* **Source material**:
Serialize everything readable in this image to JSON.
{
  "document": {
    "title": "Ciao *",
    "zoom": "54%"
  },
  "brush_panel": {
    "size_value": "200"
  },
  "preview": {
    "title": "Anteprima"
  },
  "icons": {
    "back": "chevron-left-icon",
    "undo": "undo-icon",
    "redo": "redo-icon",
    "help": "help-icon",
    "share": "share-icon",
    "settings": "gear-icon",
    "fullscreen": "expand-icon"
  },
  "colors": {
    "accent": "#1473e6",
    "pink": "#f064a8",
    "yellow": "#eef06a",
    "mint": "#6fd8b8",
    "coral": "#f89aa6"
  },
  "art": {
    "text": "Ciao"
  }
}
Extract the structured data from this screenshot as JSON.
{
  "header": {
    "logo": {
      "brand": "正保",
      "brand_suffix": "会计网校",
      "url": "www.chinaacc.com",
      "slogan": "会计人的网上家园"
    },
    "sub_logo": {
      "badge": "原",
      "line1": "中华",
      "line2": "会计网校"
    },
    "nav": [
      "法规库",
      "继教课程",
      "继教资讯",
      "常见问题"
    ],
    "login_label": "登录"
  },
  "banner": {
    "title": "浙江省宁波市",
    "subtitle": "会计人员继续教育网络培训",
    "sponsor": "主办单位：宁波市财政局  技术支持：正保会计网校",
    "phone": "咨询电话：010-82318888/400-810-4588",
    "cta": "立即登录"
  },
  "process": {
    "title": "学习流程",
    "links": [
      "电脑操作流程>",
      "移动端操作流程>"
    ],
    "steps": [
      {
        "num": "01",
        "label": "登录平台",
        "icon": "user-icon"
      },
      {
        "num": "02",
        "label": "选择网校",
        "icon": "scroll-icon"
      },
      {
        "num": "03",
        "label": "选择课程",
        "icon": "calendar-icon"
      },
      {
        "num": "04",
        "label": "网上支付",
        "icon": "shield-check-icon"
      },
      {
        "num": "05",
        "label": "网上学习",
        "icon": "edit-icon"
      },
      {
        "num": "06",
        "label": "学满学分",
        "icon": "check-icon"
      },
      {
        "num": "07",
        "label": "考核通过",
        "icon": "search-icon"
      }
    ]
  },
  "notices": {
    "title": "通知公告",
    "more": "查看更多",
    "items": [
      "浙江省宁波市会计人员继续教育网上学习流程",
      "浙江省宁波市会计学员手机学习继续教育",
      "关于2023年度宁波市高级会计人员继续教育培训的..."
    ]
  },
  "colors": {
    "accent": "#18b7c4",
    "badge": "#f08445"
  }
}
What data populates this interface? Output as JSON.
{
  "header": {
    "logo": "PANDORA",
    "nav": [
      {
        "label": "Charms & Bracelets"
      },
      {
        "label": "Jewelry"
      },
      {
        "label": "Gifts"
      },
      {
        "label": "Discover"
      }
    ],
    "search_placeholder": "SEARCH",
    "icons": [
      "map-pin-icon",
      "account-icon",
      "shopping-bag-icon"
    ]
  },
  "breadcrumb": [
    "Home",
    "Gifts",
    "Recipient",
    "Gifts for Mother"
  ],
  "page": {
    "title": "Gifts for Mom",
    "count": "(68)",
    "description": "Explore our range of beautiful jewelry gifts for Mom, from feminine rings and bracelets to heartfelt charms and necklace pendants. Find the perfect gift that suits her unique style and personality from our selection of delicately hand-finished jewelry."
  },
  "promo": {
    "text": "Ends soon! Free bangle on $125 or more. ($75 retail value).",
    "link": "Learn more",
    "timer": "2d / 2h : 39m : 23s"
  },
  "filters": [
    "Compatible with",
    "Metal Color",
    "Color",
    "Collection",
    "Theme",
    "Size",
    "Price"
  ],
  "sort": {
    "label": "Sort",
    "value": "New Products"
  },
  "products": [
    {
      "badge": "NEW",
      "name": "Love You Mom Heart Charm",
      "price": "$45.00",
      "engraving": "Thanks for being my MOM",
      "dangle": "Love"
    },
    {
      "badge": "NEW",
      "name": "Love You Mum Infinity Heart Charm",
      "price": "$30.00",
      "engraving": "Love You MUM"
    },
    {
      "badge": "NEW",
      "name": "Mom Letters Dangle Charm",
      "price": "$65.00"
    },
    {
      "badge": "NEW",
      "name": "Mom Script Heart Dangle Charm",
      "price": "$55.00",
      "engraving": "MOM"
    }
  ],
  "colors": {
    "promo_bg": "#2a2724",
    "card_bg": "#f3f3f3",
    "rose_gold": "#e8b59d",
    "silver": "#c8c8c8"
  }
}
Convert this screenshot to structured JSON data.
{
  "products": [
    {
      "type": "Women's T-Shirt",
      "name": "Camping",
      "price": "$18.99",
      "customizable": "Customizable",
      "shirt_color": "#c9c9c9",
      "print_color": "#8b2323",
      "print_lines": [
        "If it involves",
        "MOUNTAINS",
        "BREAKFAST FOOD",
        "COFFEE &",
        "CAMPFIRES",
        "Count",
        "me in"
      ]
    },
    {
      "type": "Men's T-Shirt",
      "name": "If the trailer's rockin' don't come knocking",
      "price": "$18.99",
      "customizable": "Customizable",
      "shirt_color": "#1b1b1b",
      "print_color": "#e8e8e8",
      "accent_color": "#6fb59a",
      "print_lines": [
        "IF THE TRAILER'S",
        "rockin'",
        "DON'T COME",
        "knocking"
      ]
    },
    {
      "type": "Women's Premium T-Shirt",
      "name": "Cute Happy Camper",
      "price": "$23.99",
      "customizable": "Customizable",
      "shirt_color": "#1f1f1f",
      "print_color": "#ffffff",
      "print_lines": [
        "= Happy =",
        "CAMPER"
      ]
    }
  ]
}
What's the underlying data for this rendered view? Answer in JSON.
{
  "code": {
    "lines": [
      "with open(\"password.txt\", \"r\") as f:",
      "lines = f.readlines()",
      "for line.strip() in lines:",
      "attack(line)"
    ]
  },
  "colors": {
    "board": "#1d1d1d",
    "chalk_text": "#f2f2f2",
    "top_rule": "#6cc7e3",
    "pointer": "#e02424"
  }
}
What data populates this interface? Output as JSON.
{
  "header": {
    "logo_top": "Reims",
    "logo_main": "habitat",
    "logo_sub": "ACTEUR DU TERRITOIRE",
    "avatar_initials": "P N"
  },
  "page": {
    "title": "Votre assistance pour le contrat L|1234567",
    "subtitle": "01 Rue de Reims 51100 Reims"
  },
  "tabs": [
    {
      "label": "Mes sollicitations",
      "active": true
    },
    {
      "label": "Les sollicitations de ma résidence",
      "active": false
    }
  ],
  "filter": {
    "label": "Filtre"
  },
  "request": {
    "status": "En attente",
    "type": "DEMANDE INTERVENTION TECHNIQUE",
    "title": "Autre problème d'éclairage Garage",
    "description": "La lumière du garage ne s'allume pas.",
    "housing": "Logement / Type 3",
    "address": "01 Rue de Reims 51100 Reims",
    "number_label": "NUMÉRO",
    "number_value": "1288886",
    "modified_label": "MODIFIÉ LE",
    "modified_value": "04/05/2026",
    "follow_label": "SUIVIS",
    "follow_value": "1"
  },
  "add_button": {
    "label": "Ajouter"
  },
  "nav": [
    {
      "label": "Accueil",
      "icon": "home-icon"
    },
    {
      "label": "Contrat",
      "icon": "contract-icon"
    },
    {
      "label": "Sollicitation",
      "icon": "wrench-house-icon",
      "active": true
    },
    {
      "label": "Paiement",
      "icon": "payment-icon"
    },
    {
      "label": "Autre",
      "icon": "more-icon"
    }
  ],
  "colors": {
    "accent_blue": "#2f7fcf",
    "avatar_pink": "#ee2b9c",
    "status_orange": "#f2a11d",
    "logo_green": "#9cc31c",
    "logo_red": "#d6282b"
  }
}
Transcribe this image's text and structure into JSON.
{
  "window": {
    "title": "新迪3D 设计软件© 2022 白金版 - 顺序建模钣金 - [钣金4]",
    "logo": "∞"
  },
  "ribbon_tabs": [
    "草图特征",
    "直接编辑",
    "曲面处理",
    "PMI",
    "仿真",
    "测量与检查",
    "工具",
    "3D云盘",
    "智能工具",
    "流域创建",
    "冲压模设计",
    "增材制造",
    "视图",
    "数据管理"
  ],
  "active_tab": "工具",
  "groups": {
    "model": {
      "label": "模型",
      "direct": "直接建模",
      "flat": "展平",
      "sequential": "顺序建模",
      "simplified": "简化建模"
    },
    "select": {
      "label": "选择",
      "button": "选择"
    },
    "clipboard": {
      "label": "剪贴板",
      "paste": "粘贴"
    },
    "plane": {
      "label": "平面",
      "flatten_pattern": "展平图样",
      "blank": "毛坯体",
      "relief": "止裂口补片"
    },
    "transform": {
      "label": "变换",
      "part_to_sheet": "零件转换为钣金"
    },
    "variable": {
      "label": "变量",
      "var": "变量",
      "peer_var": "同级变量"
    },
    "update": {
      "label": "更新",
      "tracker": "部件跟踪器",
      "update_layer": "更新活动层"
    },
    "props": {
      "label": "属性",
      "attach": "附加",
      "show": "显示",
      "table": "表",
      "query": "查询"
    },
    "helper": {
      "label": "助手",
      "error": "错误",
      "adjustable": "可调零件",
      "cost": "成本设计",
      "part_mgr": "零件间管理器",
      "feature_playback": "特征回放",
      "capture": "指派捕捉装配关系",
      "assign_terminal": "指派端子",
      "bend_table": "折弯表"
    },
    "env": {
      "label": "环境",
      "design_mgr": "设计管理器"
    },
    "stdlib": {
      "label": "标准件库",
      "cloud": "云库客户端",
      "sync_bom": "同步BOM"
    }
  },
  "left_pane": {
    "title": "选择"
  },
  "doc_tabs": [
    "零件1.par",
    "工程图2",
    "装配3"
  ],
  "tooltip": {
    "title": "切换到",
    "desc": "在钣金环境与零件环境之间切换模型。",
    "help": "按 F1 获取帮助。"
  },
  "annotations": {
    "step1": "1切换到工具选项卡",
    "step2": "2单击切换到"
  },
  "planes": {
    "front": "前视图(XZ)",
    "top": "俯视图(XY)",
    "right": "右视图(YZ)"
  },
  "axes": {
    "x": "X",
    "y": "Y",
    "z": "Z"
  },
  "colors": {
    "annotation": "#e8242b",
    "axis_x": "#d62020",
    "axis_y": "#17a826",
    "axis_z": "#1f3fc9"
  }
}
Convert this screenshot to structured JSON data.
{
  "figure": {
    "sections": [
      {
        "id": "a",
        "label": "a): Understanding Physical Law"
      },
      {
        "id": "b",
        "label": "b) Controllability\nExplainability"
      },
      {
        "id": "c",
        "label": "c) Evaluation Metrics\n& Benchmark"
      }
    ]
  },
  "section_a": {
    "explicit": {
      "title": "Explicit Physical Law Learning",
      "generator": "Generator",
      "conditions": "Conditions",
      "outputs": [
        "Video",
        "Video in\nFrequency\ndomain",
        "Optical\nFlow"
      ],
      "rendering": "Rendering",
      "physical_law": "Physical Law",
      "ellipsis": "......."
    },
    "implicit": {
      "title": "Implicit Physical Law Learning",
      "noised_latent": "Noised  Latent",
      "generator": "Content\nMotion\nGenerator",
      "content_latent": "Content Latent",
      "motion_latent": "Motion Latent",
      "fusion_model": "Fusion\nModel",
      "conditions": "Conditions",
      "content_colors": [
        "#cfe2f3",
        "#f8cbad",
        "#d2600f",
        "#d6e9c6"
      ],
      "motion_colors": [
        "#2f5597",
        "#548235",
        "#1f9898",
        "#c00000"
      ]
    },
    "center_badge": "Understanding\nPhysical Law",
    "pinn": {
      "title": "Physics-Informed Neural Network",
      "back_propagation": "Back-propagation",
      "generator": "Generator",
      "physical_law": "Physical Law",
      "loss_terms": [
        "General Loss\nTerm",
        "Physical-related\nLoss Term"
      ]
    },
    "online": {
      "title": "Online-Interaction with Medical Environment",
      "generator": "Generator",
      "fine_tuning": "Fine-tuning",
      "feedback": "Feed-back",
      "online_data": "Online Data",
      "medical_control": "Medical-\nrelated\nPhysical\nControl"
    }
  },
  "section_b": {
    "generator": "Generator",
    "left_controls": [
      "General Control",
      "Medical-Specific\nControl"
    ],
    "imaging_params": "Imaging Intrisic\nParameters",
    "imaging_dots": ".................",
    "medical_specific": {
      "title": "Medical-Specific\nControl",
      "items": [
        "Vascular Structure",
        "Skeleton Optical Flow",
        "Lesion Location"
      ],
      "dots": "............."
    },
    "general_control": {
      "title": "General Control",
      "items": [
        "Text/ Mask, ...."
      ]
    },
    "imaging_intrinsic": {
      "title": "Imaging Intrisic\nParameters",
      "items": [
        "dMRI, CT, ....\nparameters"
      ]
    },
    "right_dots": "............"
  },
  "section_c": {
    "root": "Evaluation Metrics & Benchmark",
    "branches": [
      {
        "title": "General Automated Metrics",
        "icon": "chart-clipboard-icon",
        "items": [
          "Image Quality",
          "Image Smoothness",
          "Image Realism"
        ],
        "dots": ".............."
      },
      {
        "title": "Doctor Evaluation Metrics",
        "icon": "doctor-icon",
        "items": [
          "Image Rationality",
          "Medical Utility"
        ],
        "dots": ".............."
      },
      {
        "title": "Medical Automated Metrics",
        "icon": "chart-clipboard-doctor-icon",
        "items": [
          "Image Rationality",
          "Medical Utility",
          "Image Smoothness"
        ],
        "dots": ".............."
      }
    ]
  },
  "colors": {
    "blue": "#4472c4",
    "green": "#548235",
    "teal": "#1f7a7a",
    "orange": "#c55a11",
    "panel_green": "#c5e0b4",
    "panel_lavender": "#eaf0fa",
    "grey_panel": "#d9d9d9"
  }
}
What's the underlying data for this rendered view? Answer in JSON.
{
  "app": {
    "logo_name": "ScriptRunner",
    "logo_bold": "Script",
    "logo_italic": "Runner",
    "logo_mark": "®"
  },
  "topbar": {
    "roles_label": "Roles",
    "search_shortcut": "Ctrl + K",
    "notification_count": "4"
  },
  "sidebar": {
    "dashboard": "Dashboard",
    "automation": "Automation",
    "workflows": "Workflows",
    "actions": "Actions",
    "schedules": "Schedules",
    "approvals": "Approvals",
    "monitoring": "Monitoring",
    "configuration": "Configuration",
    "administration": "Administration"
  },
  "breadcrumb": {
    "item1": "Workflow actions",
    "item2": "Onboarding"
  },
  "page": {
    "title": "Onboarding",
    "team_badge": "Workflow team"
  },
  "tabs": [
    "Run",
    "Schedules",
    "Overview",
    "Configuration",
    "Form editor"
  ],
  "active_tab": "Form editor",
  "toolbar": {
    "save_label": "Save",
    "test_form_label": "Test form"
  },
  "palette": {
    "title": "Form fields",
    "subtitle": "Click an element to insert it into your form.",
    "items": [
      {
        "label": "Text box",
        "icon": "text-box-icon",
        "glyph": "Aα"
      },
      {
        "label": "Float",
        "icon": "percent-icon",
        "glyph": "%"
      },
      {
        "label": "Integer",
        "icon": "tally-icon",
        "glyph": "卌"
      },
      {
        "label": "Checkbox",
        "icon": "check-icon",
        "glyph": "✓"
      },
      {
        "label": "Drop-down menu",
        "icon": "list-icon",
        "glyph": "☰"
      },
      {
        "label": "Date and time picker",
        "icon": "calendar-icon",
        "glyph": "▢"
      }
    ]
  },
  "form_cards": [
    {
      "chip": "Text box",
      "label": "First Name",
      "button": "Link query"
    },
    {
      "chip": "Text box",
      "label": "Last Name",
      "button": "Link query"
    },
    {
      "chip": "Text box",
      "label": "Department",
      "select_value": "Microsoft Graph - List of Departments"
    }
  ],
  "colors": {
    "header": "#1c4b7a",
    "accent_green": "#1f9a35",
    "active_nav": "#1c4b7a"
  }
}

* **Exercise directions**: How many lines in the records hold the string "rockin"? Reply with the number alone.

* **Expected answer**: 2